All of the data below must be repeated exactly.

--------------------------------

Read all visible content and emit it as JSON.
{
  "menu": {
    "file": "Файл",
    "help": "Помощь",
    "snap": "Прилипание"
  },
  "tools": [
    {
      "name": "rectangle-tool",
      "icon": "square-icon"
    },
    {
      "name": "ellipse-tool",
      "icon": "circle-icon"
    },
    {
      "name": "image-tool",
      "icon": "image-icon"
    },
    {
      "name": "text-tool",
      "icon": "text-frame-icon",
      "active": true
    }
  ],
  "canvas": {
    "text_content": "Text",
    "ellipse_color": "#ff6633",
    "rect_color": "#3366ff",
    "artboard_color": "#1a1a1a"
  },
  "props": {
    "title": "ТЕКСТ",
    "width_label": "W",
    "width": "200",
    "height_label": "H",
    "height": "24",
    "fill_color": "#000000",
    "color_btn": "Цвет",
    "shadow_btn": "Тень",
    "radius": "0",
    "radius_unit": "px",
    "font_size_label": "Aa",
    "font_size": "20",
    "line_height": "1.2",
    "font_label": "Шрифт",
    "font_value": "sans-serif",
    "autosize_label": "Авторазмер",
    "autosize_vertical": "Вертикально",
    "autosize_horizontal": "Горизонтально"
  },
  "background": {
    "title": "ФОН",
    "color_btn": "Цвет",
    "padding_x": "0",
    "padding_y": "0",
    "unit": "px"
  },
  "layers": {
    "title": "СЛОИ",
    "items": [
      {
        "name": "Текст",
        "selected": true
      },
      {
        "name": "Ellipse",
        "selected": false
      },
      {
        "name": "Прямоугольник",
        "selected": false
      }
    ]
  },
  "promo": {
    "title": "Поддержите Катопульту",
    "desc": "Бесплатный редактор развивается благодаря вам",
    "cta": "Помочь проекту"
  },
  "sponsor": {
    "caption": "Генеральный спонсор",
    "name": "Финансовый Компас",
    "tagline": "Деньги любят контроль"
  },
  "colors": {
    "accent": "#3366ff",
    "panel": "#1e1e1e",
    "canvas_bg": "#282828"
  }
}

--------------------------------

RESULT BELOW:
Read all visible content and emit it as JSON.
{
  "menu": {
    "file": "Файл",
    "help": "Помощь",
    "snap": "Прилипание"
  },
  "tools": [
    {
      "name": "rectangle-tool",
      "icon": "square-icon"
    },
    {
      "name": "ellipse-tool",
      "icon": "circle-icon"
    },
    {
      "name": "image-tool",
      "icon": "image-icon"
    },
    {
      "name": "text-tool",
      "icon": "text-frame-icon",
      "active": true
    }
  ],
  "canvas": {
    "text_content": "Text",
    "ellipse_color": "#ff6633",
    "rect_color": "#3366ff",
    "artboard_color": "#1a1a1a"
  },
  "props": {
    "title": "ТЕКСТ",
    "width_label": "W",
    "width": "200",
    "height_label": "H",
    "height": "24",
    "fill_color": "#000000",
    "color_btn": "Цвет",
    "shadow_btn": "Тень",
    "radius": "0",
    "radius_unit": "px",
    "font_size_label": "Aa",
    "font_size": "20",
    "line_height": "1.2",
    "font_label": "Шрифт",
    "font_value": "sans-serif",
    "autosize_label": "Авторазмер",
    "autosize_vertical": "Вертикально",
    "autosize_horizontal": "Горизонтально"
  },
  "background": {
    "title": "ФОН",
    "color_btn": "Цвет",
    "padding_x": "0",
    "padding_y": "0",
    "unit": "px"
  },
  "layers": {
    "title": "СЛОИ",
    "items": [
      {
        "name": "Текст",
        "selected": true
      },
      {
        "name": "Ellipse",
        "selected": false
      },
      {
        "name": "Прямоугольник",
        "selected": false
      }
    ]
  },
  "promo": {
    "title": "Поддержите Катопульту",
    "desc": "Бесплатный редактор развивается благодаря вам",
    "cta": "Помочь проекту"
  },
  "sponsor": {
    "caption": "Генеральный спонсор",
    "name": "Финансовый Компас",
    "tagline": "Деньги любят контроль"
  },
  "colors": {
    "accent": "#3366ff",
    "panel": "#1e1e1e",
    "canvas_bg": "#282828"
  }
}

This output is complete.